--- Start THE DATA ---

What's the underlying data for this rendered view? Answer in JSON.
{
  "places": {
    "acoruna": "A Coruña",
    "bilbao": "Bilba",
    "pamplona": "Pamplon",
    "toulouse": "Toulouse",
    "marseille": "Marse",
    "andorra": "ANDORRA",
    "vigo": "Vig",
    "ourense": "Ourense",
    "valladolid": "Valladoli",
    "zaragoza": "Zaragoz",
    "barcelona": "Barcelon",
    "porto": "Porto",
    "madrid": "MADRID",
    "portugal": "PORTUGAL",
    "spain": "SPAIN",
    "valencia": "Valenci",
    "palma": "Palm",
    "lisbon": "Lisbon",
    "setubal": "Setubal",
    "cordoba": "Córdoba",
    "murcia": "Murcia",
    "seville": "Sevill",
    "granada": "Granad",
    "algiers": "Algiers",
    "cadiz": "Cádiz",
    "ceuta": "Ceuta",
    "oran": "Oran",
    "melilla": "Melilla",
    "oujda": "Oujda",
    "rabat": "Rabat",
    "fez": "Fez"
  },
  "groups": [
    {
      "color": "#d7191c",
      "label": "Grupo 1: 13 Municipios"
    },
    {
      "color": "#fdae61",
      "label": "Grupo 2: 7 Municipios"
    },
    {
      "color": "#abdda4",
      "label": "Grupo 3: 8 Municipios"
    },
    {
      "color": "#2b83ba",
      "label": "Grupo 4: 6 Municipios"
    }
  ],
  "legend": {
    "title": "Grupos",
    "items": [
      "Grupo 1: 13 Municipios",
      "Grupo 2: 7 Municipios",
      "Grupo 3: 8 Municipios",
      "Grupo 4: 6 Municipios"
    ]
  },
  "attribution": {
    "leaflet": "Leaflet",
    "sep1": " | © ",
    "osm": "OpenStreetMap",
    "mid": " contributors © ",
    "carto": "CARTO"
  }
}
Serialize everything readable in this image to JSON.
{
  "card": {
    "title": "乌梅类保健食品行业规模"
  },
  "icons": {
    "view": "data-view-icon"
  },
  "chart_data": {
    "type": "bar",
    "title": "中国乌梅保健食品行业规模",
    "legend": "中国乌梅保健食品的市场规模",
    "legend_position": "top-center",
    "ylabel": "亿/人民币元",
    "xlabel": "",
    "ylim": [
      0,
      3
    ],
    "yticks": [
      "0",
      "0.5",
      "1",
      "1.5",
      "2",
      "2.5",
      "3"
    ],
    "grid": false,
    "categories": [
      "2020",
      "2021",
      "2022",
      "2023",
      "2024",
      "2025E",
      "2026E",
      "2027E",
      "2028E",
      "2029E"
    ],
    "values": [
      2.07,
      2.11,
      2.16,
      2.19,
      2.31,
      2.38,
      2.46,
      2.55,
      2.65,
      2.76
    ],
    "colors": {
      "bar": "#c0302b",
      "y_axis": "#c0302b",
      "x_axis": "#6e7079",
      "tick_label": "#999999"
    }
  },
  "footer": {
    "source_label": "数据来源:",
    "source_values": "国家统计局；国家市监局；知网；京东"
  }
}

--- End THE DATA ---

- [WHAT IS REQUIRED] How many lines in the records above contain the word "JSON"? Reply with the number alone.

- [COMPLETE ANSWER] 2